** EXERCISE AIM **
Every line below must be reproduced exactly. Copy them all.

** RECORD EXCERPTS **
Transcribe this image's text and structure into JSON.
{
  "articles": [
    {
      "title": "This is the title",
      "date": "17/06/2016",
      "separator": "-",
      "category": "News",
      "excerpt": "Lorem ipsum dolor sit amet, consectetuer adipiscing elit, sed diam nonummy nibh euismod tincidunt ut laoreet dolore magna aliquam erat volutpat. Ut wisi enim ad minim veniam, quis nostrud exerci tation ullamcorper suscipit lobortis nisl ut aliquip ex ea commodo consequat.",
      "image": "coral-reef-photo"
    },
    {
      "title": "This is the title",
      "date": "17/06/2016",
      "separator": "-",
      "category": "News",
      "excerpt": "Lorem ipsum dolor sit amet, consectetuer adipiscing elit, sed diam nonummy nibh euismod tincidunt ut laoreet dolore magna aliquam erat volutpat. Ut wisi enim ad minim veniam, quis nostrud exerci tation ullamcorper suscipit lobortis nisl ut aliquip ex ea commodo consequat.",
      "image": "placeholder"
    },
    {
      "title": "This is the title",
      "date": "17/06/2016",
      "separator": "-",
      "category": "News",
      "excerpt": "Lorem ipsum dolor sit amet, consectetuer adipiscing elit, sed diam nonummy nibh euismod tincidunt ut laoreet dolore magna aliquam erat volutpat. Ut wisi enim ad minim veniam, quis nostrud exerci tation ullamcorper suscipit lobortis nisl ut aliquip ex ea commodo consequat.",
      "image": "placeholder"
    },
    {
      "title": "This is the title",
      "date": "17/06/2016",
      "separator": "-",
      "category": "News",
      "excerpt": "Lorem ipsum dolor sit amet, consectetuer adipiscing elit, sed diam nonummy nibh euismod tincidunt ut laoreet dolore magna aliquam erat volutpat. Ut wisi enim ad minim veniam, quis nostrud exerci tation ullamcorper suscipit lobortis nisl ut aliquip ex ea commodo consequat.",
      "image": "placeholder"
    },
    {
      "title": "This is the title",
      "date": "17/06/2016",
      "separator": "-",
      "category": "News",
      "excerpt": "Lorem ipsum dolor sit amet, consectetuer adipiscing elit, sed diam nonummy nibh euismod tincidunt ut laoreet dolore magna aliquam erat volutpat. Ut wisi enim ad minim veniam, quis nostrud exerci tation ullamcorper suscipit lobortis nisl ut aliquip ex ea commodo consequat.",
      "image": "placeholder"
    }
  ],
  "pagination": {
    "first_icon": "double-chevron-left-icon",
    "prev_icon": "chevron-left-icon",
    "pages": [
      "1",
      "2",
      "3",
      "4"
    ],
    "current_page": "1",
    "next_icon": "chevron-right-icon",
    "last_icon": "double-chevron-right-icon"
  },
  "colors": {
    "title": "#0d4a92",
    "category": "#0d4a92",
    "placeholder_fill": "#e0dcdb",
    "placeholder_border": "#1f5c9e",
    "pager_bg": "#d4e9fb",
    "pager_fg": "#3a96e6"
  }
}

** WORKED SOLUTION **
Transcribe this image's text and structure into JSON.
{
  "articles": [
    {
      "title": "This is the title",
      "date": "17/06/2016",
      "separator": "-",
      "category": "News",
      "excerpt": "Lorem ipsum dolor sit amet, consectetuer adipiscing elit, sed diam nonummy nibh euismod tincidunt ut laoreet dolore magna aliquam erat volutpat. Ut wisi enim ad minim veniam, quis nostrud exerci tation ullamcorper suscipit lobortis nisl ut aliquip ex ea commodo consequat.",
      "image": "coral-reef-photo"
    },
    {
      "title": "This is the title",
      "date": "17/06/2016",
      "separator": "-",
      "category": "News",
      "excerpt": "Lorem ipsum dolor sit amet, consectetuer adipiscing elit, sed diam nonummy nibh euismod tincidunt ut laoreet dolore magna aliquam erat volutpat. Ut wisi enim ad minim veniam, quis nostrud exerci tation ullamcorper suscipit lobortis nisl ut aliquip ex ea commodo consequat.",
      "image": "placeholder"
    },
    {
      "title": "This is the title",
      "date": "17/06/2016",
      "separator": "-",
      "category": "News",
      "excerpt": "Lorem ipsum dolor sit amet, consectetuer adipiscing elit, sed diam nonummy nibh euismod tincidunt ut laoreet dolore magna aliquam erat volutpat. Ut wisi enim ad minim veniam, quis nostrud exerci tation ullamcorper suscipit lobortis nisl ut aliquip ex ea commodo consequat.",
      "image": "placeholder"
    },
    {
      "title": "This is the title",
      "date": "17/06/2016",
      "separator": "-",
      "category": "News",
      "excerpt": "Lorem ipsum dolor sit amet, consectetuer adipiscing elit, sed diam nonummy nibh euismod tincidunt ut laoreet dolore magna aliquam erat volutpat. Ut wisi enim ad minim veniam, quis nostrud exerci tation ullamcorper suscipit lobortis nisl ut aliquip ex ea commodo consequat.",
      "image": "placeholder"
    },
    {
      "title": "This is the title",
      "date": "17/06/2016",
      "separator": "-",
      "category": "News",
      "excerpt": "Lorem ipsum dolor sit amet, consectetuer adipiscing elit, sed diam nonummy nibh euismod tincidunt ut laoreet dolore magna aliquam erat volutpat. Ut wisi enim ad minim veniam, quis nostrud exerci tation ullamcorper suscipit lobortis nisl ut aliquip ex ea commodo consequat.",
      "image": "placeholder"
    }
  ],
  "pagination": {
    "first_icon": "double-chevron-left-icon",
    "prev_icon": "chevron-left-icon",
    "pages": [
      "1",
      "2",
      "3",
      "4"
    ],
    "current_page": "1",
    "next_icon": "chevron-right-icon",
    "last_icon": "double-chevron-right-icon"
  },
  "colors": {
    "title": "#0d4a92",
    "category": "#0d4a92",
    "placeholder_fill": "#e0dcdb",
    "placeholder_border": "#1f5c9e",
    "pager_bg": "#d4e9fb",
    "pager_fg": "#3a96e6"
  }
}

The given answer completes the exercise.